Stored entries
--------------------------------

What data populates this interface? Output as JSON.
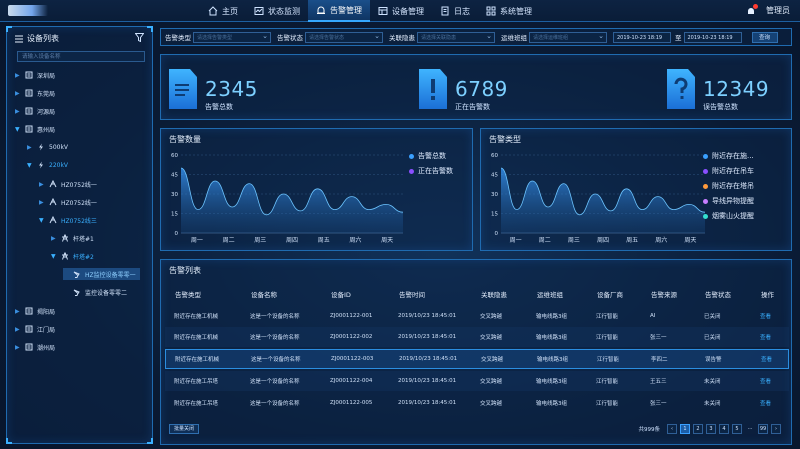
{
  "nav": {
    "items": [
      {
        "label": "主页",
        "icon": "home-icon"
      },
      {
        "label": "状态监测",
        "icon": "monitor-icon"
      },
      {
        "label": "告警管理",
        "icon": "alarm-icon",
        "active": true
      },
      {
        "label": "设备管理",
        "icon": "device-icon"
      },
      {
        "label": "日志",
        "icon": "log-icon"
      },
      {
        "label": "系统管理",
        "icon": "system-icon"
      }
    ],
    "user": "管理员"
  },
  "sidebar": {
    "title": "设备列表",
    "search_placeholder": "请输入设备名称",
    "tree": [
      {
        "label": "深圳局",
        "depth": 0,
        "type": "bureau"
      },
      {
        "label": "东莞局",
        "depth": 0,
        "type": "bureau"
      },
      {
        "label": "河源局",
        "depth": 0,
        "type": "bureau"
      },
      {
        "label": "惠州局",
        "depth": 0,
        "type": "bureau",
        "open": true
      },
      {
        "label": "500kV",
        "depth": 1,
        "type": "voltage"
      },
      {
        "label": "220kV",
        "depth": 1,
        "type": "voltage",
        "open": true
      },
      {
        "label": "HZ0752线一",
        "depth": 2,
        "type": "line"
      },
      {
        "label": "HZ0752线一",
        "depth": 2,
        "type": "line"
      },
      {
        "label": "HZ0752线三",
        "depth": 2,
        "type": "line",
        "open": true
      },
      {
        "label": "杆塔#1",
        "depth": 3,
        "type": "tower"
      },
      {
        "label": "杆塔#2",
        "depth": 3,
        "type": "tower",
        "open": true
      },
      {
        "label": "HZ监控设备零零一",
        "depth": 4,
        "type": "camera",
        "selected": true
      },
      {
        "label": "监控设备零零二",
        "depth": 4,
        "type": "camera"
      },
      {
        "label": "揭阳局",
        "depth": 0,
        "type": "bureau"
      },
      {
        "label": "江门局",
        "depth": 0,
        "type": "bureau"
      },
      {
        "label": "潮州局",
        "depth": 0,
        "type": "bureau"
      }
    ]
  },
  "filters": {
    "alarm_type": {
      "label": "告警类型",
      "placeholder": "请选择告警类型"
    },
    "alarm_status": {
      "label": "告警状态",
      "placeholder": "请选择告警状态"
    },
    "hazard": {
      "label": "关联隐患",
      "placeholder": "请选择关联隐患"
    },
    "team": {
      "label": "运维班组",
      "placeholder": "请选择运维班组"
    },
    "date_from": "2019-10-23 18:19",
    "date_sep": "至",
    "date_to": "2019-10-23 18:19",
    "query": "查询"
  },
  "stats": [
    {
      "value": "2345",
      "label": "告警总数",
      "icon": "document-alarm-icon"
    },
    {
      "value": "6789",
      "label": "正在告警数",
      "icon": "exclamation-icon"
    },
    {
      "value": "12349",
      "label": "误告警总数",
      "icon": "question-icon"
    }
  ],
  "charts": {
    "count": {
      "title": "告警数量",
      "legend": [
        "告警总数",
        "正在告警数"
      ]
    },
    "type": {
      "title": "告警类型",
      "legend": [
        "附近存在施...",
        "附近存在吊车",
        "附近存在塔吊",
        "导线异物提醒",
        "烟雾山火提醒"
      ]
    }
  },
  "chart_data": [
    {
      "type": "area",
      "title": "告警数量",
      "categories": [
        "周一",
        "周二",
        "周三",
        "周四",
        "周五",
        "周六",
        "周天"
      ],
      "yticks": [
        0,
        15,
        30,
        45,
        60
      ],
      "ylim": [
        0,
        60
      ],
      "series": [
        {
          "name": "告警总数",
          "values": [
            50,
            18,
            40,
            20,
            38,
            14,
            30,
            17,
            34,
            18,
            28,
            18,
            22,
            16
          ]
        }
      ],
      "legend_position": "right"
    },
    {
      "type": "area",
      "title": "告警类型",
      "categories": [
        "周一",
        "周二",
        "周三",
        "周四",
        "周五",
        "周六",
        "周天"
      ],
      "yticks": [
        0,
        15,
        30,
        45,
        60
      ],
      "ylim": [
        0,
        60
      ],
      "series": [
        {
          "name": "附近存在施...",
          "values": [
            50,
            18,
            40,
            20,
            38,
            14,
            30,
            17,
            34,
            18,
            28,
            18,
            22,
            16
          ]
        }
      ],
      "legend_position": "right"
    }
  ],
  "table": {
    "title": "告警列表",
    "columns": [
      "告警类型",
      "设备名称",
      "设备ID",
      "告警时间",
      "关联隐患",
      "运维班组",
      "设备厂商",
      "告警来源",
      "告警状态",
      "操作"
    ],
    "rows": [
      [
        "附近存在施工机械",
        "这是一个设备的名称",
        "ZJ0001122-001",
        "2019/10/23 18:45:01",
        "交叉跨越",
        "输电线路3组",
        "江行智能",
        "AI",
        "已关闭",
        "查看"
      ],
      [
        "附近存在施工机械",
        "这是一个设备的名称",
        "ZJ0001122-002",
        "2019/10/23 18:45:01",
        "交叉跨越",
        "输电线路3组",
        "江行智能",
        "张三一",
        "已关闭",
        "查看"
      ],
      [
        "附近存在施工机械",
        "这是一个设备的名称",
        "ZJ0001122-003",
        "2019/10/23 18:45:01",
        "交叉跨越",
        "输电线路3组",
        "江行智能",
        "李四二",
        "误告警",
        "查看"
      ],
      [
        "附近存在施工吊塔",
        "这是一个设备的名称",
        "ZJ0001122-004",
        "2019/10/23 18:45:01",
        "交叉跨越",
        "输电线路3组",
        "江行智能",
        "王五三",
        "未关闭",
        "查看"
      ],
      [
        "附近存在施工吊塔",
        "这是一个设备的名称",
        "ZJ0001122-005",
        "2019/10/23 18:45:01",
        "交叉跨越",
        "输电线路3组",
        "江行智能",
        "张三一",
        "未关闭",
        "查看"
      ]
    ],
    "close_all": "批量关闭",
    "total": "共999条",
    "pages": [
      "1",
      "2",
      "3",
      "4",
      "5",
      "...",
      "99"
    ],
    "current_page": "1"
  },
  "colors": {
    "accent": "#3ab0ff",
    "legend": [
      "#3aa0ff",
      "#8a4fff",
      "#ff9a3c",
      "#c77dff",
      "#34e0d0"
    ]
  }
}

--------------------------------

All of the lines above should be retyped precisely, apart from the pictures.

What data populates this interface? Output as JSON.
{
  "nav": {
    "items": [
      {
        "label": "主页",
        "icon": "home-icon"
      },
      {
        "label": "状态监测",
        "icon": "monitor-icon"
      },
      {
        "label": "告警管理",
        "icon": "alarm-icon",
        "active": true
      },
      {
        "label": "设备管理",
        "icon": "device-icon"
      },
      {
        "label": "日志",
        "icon": "log-icon"
      },
      {
        "label": "系统管理",
        "icon": "system-icon"
      }
    ],
    "user": "管理员"
  },
  "sidebar": {
    "title": "设备列表",
    "search_placeholder": "请输入设备名称",
    "tree": [
      {
        "label": "深圳局",
        "depth": 0,
        "type": "bureau"
      },
      {
        "label": "东莞局",
        "depth": 0,
        "type": "bureau"
      },
      {
        "label": "河源局",
        "depth": 0,
        "type": "bureau"
      },
      {
        "label": "惠州局",
        "depth": 0,
        "type": "bureau",
        "open": true
      },
      {
        "label": "500kV",
        "depth": 1,
        "type": "voltage"
      },
      {
        "label": "220kV",
        "depth": 1,
        "type": "voltage",
        "open": true
      },
      {
        "label": "HZ0752线一",
        "depth": 2,
        "type": "line"
      },
      {
        "label": "HZ0752线一",
        "depth": 2,
        "type": "line"
      },
      {
        "label": "HZ0752线三",
        "depth": 2,
        "type": "line",
        "open": true
      },
      {
        "label": "杆塔#1",
        "depth": 3,
        "type": "tower"
      },
      {
        "label": "杆塔#2",
        "depth": 3,
        "type": "tower",
        "open": true
      },
      {
        "label": "HZ监控设备零零一",
        "depth": 4,
        "type": "camera",
        "selected": true
      },
      {
        "label": "监控设备零零二",
        "depth": 4,
        "type": "camera"
      },
      {
        "label": "揭阳局",
        "depth": 0,
        "type": "bureau"
      },
      {
        "label": "江门局",
        "depth": 0,
        "type": "bureau"
      },
      {
        "label": "潮州局",
        "depth": 0,
        "type": "bureau"
      }
    ]
  },
  "filters": {
    "alarm_type": {
      "label": "告警类型",
      "placeholder": "请选择告警类型"
    },
    "alarm_status": {
      "label": "告警状态",
      "placeholder": "请选择告警状态"
    },
    "hazard": {
      "label": "关联隐患",
      "placeholder": "请选择关联隐患"
    },
    "team": {
      "label": "运维班组",
      "placeholder": "请选择运维班组"
    },
    "date_from": "2019-10-23 18:19",
    "date_sep": "至",
    "date_to": "2019-10-23 18:19",
    "query": "查询"
  },
  "stats": [
    {
      "value": "2345",
      "label": "告警总数",
      "icon": "document-alarm-icon"
    },
    {
      "value": "6789",
      "label": "正在告警数",
      "icon": "exclamation-icon"
    },
    {
      "value": "12349",
      "label": "误告警总数",
      "icon": "question-icon"
    }
  ],
  "charts": {
    "count": {
      "title": "告警数量",
      "legend": [
        "告警总数",
        "正在告警数"
      ]
    },
    "type": {
      "title": "告警类型",
      "legend": [
        "附近存在施...",
        "附近存在吊车",
        "附近存在塔吊",
        "导线异物提醒",
        "烟雾山火提醒"
      ]
    }
  },
  "chart_data": [
    {
      "type": "area",
      "title": "告警数量",
      "categories": [
        "周一",
        "周二",
        "周三",
        "周四",
        "周五",
        "周六",
        "周天"
      ],
      "yticks": [
        0,
        15,
        30,
        45,
        60
      ],
      "ylim": [
        0,
        60
      ],
      "series": [
        {
          "name": "告警总数",
          "values": [
            50,
            18,
            40,
            20,
            38,
            14,
            30,
            17,
            34,
            18,
            28,
            18,
            22,
            16
          ]
        }
      ],
      "legend_position": "right"
    },
    {
      "type": "area",
      "title": "告警类型",
      "categories": [
        "周一",
        "周二",
        "周三",
        "周四",
        "周五",
        "周六",
        "周天"
      ],
      "yticks": [
        0,
        15,
        30,
        45,
        60
      ],
      "ylim": [
        0,
        60
      ],
      "series": [
        {
          "name": "附近存在施...",
          "values": [
            50,
            18,
            40,
            20,
            38,
            14,
            30,
            17,
            34,
            18,
            28,
            18,
            22,
            16
          ]
        }
      ],
      "legend_position": "right"
    }
  ],
  "table": {
    "title": "告警列表",
    "columns": [
      "告警类型",
      "设备名称",
      "设备ID",
      "告警时间",
      "关联隐患",
      "运维班组",
      "设备厂商",
      "告警来源",
      "告警状态",
      "操作"
    ],
    "rows": [
      [
        "附近存在施工机械",
        "这是一个设备的名称",
        "ZJ0001122-001",
        "2019/10/23 18:45:01",
        "交叉跨越",
        "输电线路3组",
        "江行智能",
        "AI",
        "已关闭",
        "查看"
      ],
      [
        "附近存在施工机械",
        "这是一个设备的名称",
        "ZJ0001122-002",
        "2019/10/23 18:45:01",
        "交叉跨越",
        "输电线路3组",
        "江行智能",
        "张三一",
        "已关闭",
        "查看"
      ],
      [
        "附近存在施工机械",
        "这是一个设备的名称",
        "ZJ0001122-003",
        "2019/10/23 18:45:01",
        "交叉跨越",
        "输电线路3组",
        "江行智能",
        "李四二",
        "误告警",
        "查看"
      ],
      [
        "附近存在施工吊塔",
        "这是一个设备的名称",
        "ZJ0001122-004",
        "2019/10/23 18:45:01",
        "交叉跨越",
        "输电线路3组",
        "江行智能",
        "王五三",
        "未关闭",
        "查看"
      ],
      [
        "附近存在施工吊塔",
        "这是一个设备的名称",
        "ZJ0001122-005",
        "2019/10/23 18:45:01",
        "交叉跨越",
        "输电线路3组",
        "江行智能",
        "张三一",
        "未关闭",
        "查看"
      ]
    ],
    "close_all": "批量关闭",
    "total": "共999条",
    "pages": [
      "1",
      "2",
      "3",
      "4",
      "5",
      "...",
      "99"
    ],
    "current_page": "1"
  },
  "colors": {
    "accent": "#3ab0ff",
    "legend": [
      "#3aa0ff",
      "#8a4fff",
      "#ff9a3c",
      "#c77dff",
      "#34e0d0"
    ]
  }
}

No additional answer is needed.